Copy the records below exactly, leaving out any pictures.

--- START OF MATERIAL PROVIDED ---

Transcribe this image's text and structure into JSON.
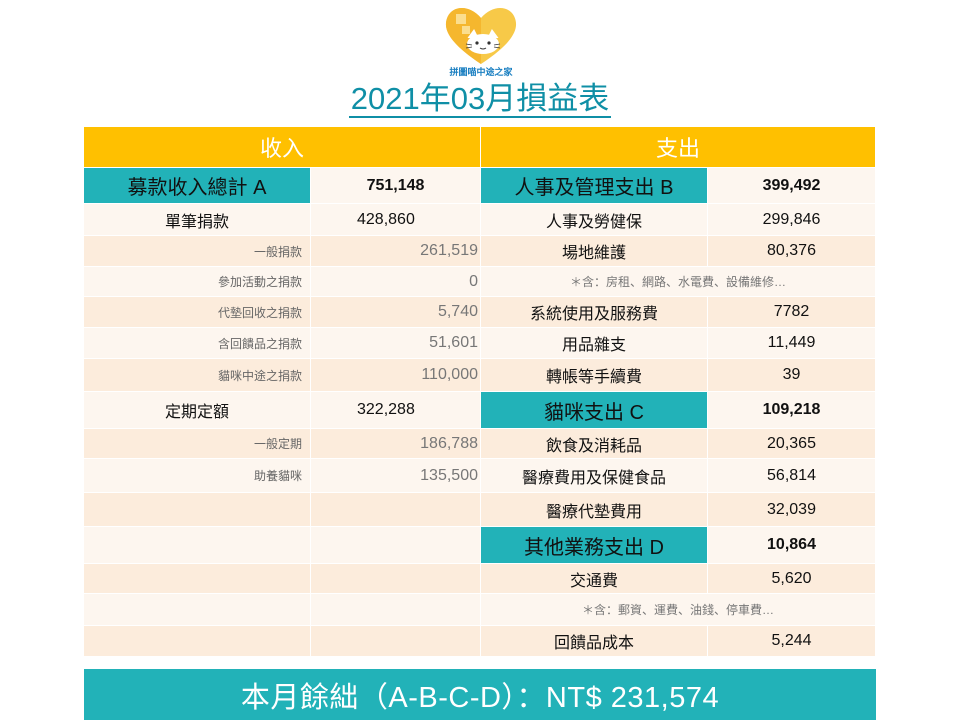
{
  "logo": {
    "text": "拼圖喵中途之家"
  },
  "title": "2021年03月損益表",
  "headers": {
    "income": "收入",
    "expense": "支出"
  },
  "income": {
    "total": {
      "label": "募款收入總計 A",
      "value": "751,148"
    },
    "single": {
      "label": "單筆捐款",
      "value": "428,860"
    },
    "single_items": [
      {
        "label": "一般捐款",
        "value": "261,519"
      },
      {
        "label": "參加活動之捐款",
        "value": "0"
      },
      {
        "label": "代墊回收之捐款",
        "value": "5,740"
      },
      {
        "label": "含回饋品之捐款",
        "value": "51,601"
      },
      {
        "label": "貓咪中途之捐款",
        "value": "110,000"
      }
    ],
    "regular": {
      "label": "定期定額",
      "value": "322,288"
    },
    "regular_items": [
      {
        "label": "一般定期",
        "value": "186,788"
      },
      {
        "label": "助養貓咪",
        "value": "135,500"
      }
    ]
  },
  "expense": {
    "admin": {
      "label": "人事及管理支出 B",
      "value": "399,492"
    },
    "admin_items": [
      {
        "label": "人事及勞健保",
        "value": "299,846"
      },
      {
        "label": "場地維護",
        "value": "80,376"
      },
      {
        "note": "＊含：房租、網路、水電費、設備維修…"
      },
      {
        "label": "系統使用及服務費",
        "value": "7782"
      },
      {
        "label": "用品雜支",
        "value": "11,449"
      },
      {
        "label": "轉帳等手續費",
        "value": "39"
      }
    ],
    "cat": {
      "label": "貓咪支出 C",
      "value": "109,218"
    },
    "cat_items": [
      {
        "label": "飲食及消耗品",
        "value": "20,365"
      },
      {
        "label": "醫療費用及保健食品",
        "value": "56,814"
      },
      {
        "label": "醫療代墊費用",
        "value": "32,039"
      }
    ],
    "other": {
      "label": "其他業務支出 D",
      "value": "10,864"
    },
    "other_items": [
      {
        "label": "交通費",
        "value": "5,620"
      },
      {
        "note": "＊含：郵資、運費、油錢、停車費…"
      },
      {
        "label": "回饋品成本",
        "value": "5,244"
      }
    ]
  },
  "footer": "本月餘絀（A-B-C-D）：NT$ 231,574"
}
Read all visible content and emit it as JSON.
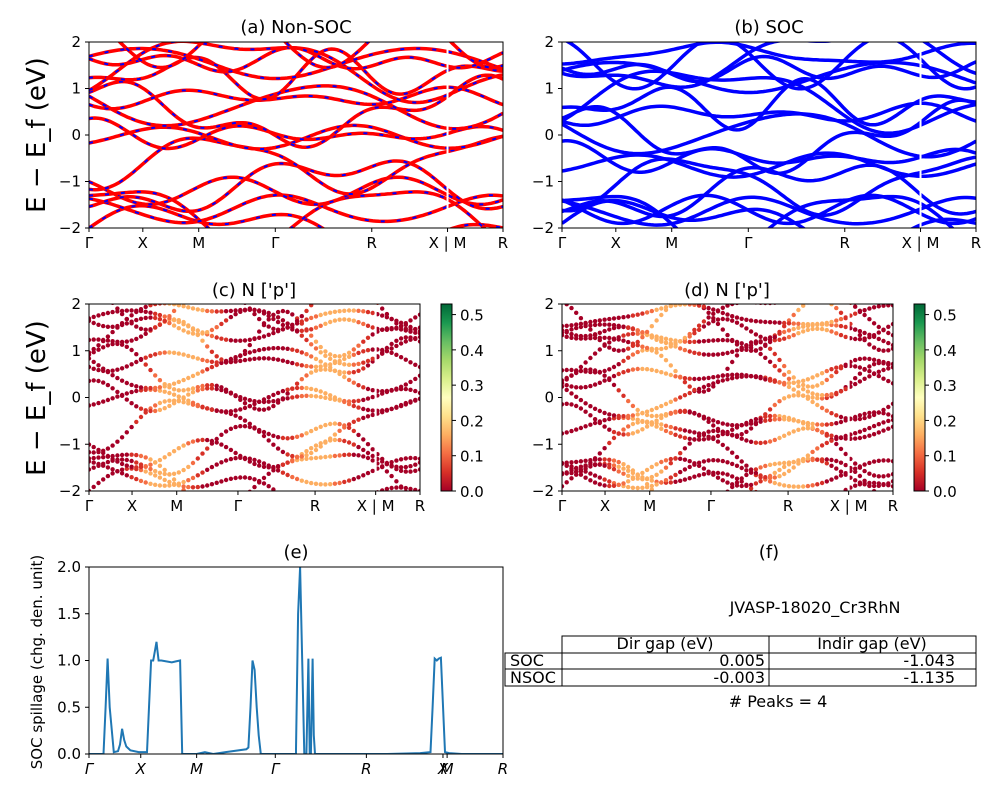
{
  "chart_data": [
    {
      "panel": "a",
      "type": "line",
      "title": "(a) Non-SOC",
      "ylabel": "E − E_f (eV)",
      "ylim": [
        -2,
        2
      ],
      "yticks": [
        "−2",
        "−1",
        "0",
        "1",
        "2"
      ],
      "kpath_labels": [
        "Γ",
        "X",
        "M",
        "Γ",
        "R",
        "X | M",
        "R"
      ],
      "series": [
        {
          "style": "red solid with blue dashes",
          "color": "#ff0000",
          "dash_color": "#0000ff",
          "approx_band_anchor_energies": [
            -2.0,
            -1.7,
            -1.6,
            -1.2,
            -1.1,
            -0.6,
            -0.05,
            0.0,
            0.5,
            0.65,
            0.8,
            1.3,
            1.45,
            1.55,
            1.6,
            2.0
          ]
        }
      ]
    },
    {
      "panel": "b",
      "type": "line",
      "title": "(b) SOC",
      "ylim": [
        -2,
        2
      ],
      "yticks": [
        "−2",
        "−1",
        "0",
        "1",
        "2"
      ],
      "kpath_labels": [
        "Γ",
        "X",
        "M",
        "Γ",
        "R",
        "X | M",
        "R"
      ],
      "series": [
        {
          "color": "#0000ff",
          "approx_band_anchor_energies": [
            -1.9,
            -1.8,
            -1.65,
            -1.6,
            -1.2,
            -1.05,
            -0.65,
            -0.5,
            -0.05,
            0.05,
            0.45,
            0.65,
            0.8,
            1.25,
            1.4,
            1.55,
            1.65,
            1.75
          ]
        }
      ]
    },
    {
      "panel": "c",
      "type": "scatter",
      "title": "(c)  N ['p']",
      "ylabel": "E − E_f (eV)",
      "ylim": [
        -2,
        2
      ],
      "yticks": [
        "−2",
        "−1",
        "0",
        "1",
        "2"
      ],
      "kpath_labels": [
        "Γ",
        "X",
        "M",
        "Γ",
        "R",
        "X | M",
        "R"
      ],
      "colorbar": {
        "range": [
          0.0,
          0.5
        ],
        "ticks": [
          "0.0",
          "0.1",
          "0.2",
          "0.3",
          "0.4",
          "0.5"
        ],
        "colormap": "RdYlGn"
      }
    },
    {
      "panel": "d",
      "type": "scatter",
      "title": "(d) N ['p']",
      "ylim": [
        -2,
        2
      ],
      "yticks": [
        "−2",
        "−1",
        "0",
        "1",
        "2"
      ],
      "kpath_labels": [
        "Γ",
        "X",
        "M",
        "Γ",
        "R",
        "X | M",
        "R"
      ],
      "colorbar": {
        "range": [
          0.0,
          0.5
        ],
        "ticks": [
          "0.0",
          "0.1",
          "0.2",
          "0.3",
          "0.4",
          "0.5"
        ],
        "colormap": "RdYlGn"
      }
    },
    {
      "panel": "e",
      "type": "line",
      "title": "(e)",
      "ylabel": "SOC spillage (chg. den. unit)",
      "ylim": [
        0,
        2
      ],
      "yticks": [
        "0.0",
        "0.5",
        "1.0",
        "1.5",
        "2.0"
      ],
      "xlabels": [
        "Γ",
        "X",
        "M",
        "Γ",
        "R",
        "X",
        "M",
        "R"
      ],
      "series": [
        {
          "color": "#1f77b4",
          "x": [
            0,
            0.035,
            0.04,
            0.045,
            0.05,
            0.06,
            0.07,
            0.075,
            0.08,
            0.085,
            0.09,
            0.1,
            0.12,
            0.14,
            0.145,
            0.15,
            0.155,
            0.16,
            0.163,
            0.165,
            0.168,
            0.175,
            0.2,
            0.21,
            0.22,
            0.225,
            0.26,
            0.28,
            0.3,
            0.33,
            0.38,
            0.385,
            0.39,
            0.395,
            0.4,
            0.405,
            0.41,
            0.415,
            0.5,
            0.5,
            0.505,
            0.51,
            0.515,
            0.52,
            0.525,
            0.53,
            0.533,
            0.536,
            0.54,
            0.543,
            0.546,
            0.55,
            0.56,
            0.64,
            0.72,
            0.8,
            0.825,
            0.83,
            0.835,
            0.84,
            0.845,
            0.85,
            0.86,
            0.87,
            0.9,
            1.0
          ],
          "y": [
            0,
            0,
            0.5,
            1.02,
            0.5,
            0.02,
            0.03,
            0.1,
            0.27,
            0.15,
            0.08,
            0.04,
            0.02,
            0.02,
            0.5,
            1.0,
            1.0,
            1.12,
            1.2,
            1.12,
            1.0,
            1.0,
            0.98,
            0.99,
            1.0,
            0.0,
            0.0,
            0.02,
            0.0,
            0.02,
            0.05,
            0.07,
            0.5,
            1.0,
            0.9,
            0.5,
            0.2,
            0.0,
            0.0,
            0.05,
            1.5,
            2.0,
            1.0,
            0.0,
            0.0,
            1.02,
            0.0,
            0.0,
            1.02,
            0.2,
            0.0,
            0.0,
            0.0,
            0.0,
            0.0,
            0.01,
            0.02,
            0.5,
            1.02,
            1.0,
            1.02,
            1.03,
            0.02,
            0.01,
            0.0,
            0.0
          ]
        }
      ]
    }
  ],
  "panel_f": {
    "title": "(f)",
    "material": "JVASP-18020_Cr3RhN",
    "columns": [
      "",
      "Dir gap (eV)",
      "Indir gap (eV)"
    ],
    "rows": [
      {
        "label": "SOC",
        "dir": "0.005",
        "indir": "-1.043"
      },
      {
        "label": "NSOC",
        "dir": "-0.003",
        "indir": "-1.135"
      }
    ],
    "peaks": "# Peaks = 4"
  }
}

--- END OF MATERIAL PROVIDED ---

**RESPONSE TO THE TASK**
Transcribe this image's text and structure into JSON.
{
  "logo": {
    "text": "拼圖喵中途之家"
  },
  "title": "2021年03月損益表",
  "headers": {
    "income": "收入",
    "expense": "支出"
  },
  "income": {
    "total": {
      "label": "募款收入總計 A",
      "value": "751,148"
    },
    "single": {
      "label": "單筆捐款",
      "value": "428,860"
    },
    "single_items": [
      {
        "label": "一般捐款",
        "value": "261,519"
      },
      {
        "label": "參加活動之捐款",
        "value": "0"
      },
      {
        "label": "代墊回收之捐款",
        "value": "5,740"
      },
      {
        "label": "含回饋品之捐款",
        "value": "51,601"
      },
      {
        "label": "貓咪中途之捐款",
        "value": "110,000"
      }
    ],
    "regular": {
      "label": "定期定額",
      "value": "322,288"
    },
    "regular_items": [
      {
        "label": "一般定期",
        "value": "186,788"
      },
      {
        "label": "助養貓咪",
        "value": "135,500"
      }
    ]
  },
  "expense": {
    "admin": {
      "label": "人事及管理支出 B",
      "value": "399,492"
    },
    "admin_items": [
      {
        "label": "人事及勞健保",
        "value": "299,846"
      },
      {
        "label": "場地維護",
        "value": "80,376"
      },
      {
        "note": "＊含：房租、網路、水電費、設備維修…"
      },
      {
        "label": "系統使用及服務費",
        "value": "7782"
      },
      {
        "label": "用品雜支",
        "value": "11,449"
      },
      {
        "label": "轉帳等手續費",
        "value": "39"
      }
    ],
    "cat": {
      "label": "貓咪支出 C",
      "value": "109,218"
    },
    "cat_items": [
      {
        "label": "飲食及消耗品",
        "value": "20,365"
      },
      {
        "label": "醫療費用及保健食品",
        "value": "56,814"
      },
      {
        "label": "醫療代墊費用",
        "value": "32,039"
      }
    ],
    "other": {
      "label": "其他業務支出 D",
      "value": "10,864"
    },
    "other_items": [
      {
        "label": "交通費",
        "value": "5,620"
      },
      {
        "note": "＊含：郵資、運費、油錢、停車費…"
      },
      {
        "label": "回饋品成本",
        "value": "5,244"
      }
    ]
  },
  "footer": "本月餘絀（A-B-C-D）：NT$ 231,574"
}
Read all visible content and emit it as JSON.
{
  "chart_data": [
    {
      "panel": "a",
      "type": "line",
      "title": "(a) Non-SOC",
      "ylabel": "E − E_f (eV)",
      "ylim": [
        -2,
        2
      ],
      "yticks": [
        "−2",
        "−1",
        "0",
        "1",
        "2"
      ],
      "kpath_labels": [
        "Γ",
        "X",
        "M",
        "Γ",
        "R",
        "X | M",
        "R"
      ],
      "series": [
        {
          "style": "red solid with blue dashes",
          "color": "#ff0000",
          "dash_color": "#0000ff",
          "approx_band_anchor_energies": [
            -2.0,
            -1.7,
            -1.6,
            -1.2,
            -1.1,
            -0.6,
            -0.05,
            0.0,
            0.5,
            0.65,
            0.8,
            1.3,
            1.45,
            1.55,
            1.6,
            2.0
          ]
        }
      ]
    },
    {
      "panel": "b",
      "type": "line",
      "title": "(b) SOC",
      "ylim": [
        -2,
        2
      ],
      "yticks": [
        "−2",
        "−1",
        "0",
        "1",
        "2"
      ],
      "kpath_labels": [
        "Γ",
        "X",
        "M",
        "Γ",
        "R",
        "X | M",
        "R"
      ],
      "series": [
        {
          "color": "#0000ff",
          "approx_band_anchor_energies": [
            -1.9,
            -1.8,
            -1.65,
            -1.6,
            -1.2,
            -1.05,
            -0.65,
            -0.5,
            -0.05,
            0.05,
            0.45,
            0.65,
            0.8,
            1.25,
            1.4,
            1.55,
            1.65,
            1.75
          ]
        }
      ]
    },
    {
      "panel": "c",
      "type": "scatter",
      "title": "(c)  N ['p']",
      "ylabel": "E − E_f (eV)",
      "ylim": [
        -2,
        2
      ],
      "yticks": [
        "−2",
        "−1",
        "0",
        "1",
        "2"
      ],
      "kpath_labels": [
        "Γ",
        "X",
        "M",
        "Γ",
        "R",
        "X | M",
        "R"
      ],
      "colorbar": {
        "range": [
          0.0,
          0.5
        ],
        "ticks": [
          "0.0",
          "0.1",
          "0.2",
          "0.3",
          "0.4",
          "0.5"
        ],
        "colormap": "RdYlGn"
      }
    },
    {
      "panel": "d",
      "type": "scatter",
      "title": "(d) N ['p']",
      "ylim": [
        -2,
        2
      ],
      "yticks": [
        "−2",
        "−1",
        "0",
        "1",
        "2"
      ],
      "kpath_labels": [
        "Γ",
        "X",
        "M",
        "Γ",
        "R",
        "X | M",
        "R"
      ],
      "colorbar": {
        "range": [
          0.0,
          0.5
        ],
        "ticks": [
          "0.0",
          "0.1",
          "0.2",
          "0.3",
          "0.4",
          "0.5"
        ],
        "colormap": "RdYlGn"
      }
    },
    {
      "panel": "e",
      "type": "line",
      "title": "(e)",
      "ylabel": "SOC spillage (chg. den. unit)",
      "ylim": [
        0,
        2
      ],
      "yticks": [
        "0.0",
        "0.5",
        "1.0",
        "1.5",
        "2.0"
      ],
      "xlabels": [
        "Γ",
        "X",
        "M",
        "Γ",
        "R",
        "X",
        "M",
        "R"
      ],
      "series": [
        {
          "color": "#1f77b4",
          "x": [
            0,
            0.035,
            0.04,
            0.045,
            0.05,
            0.06,
            0.07,
            0.075,
            0.08,
            0.085,
            0.09,
            0.1,
            0.12,
            0.14,
            0.145,
            0.15,
            0.155,
            0.16,
            0.163,
            0.165,
            0.168,
            0.175,
            0.2,
            0.21,
            0.22,
            0.225,
            0.26,
            0.28,
            0.3,
            0.33,
            0.38,
            0.385,
            0.39,
            0.395,
            0.4,
            0.405,
            0.41,
            0.415,
            0.5,
            0.5,
            0.505,
            0.51,
            0.515,
            0.52,
            0.525,
            0.53,
            0.533,
            0.536,
            0.54,
            0.543,
            0.546,
            0.55,
            0.56,
            0.64,
            0.72,
            0.8,
            0.825,
            0.83,
            0.835,
            0.84,
            0.845,
            0.85,
            0.86,
            0.87,
            0.9,
            1.0
          ],
          "y": [
            0,
            0,
            0.5,
            1.02,
            0.5,
            0.02,
            0.03,
            0.1,
            0.27,
            0.15,
            0.08,
            0.04,
            0.02,
            0.02,
            0.5,
            1.0,
            1.0,
            1.12,
            1.2,
            1.12,
            1.0,
            1.0,
            0.98,
            0.99,
            1.0,
            0.0,
            0.0,
            0.02,
            0.0,
            0.02,
            0.05,
            0.07,
            0.5,
            1.0,
            0.9,
            0.5,
            0.2,
            0.0,
            0.0,
            0.05,
            1.5,
            2.0,
            1.0,
            0.0,
            0.0,
            1.02,
            0.0,
            0.0,
            1.02,
            0.2,
            0.0,
            0.0,
            0.0,
            0.0,
            0.0,
            0.01,
            0.02,
            0.5,
            1.02,
            1.0,
            1.02,
            1.03,
            0.02,
            0.01,
            0.0,
            0.0
          ]
        }
      ]
    }
  ],
  "panel_f": {
    "title": "(f)",
    "material": "JVASP-18020_Cr3RhN",
    "columns": [
      "",
      "Dir gap (eV)",
      "Indir gap (eV)"
    ],
    "rows": [
      {
        "label": "SOC",
        "dir": "0.005",
        "indir": "-1.043"
      },
      {
        "label": "NSOC",
        "dir": "-0.003",
        "indir": "-1.135"
      }
    ],
    "peaks": "# Peaks = 4"
  }
}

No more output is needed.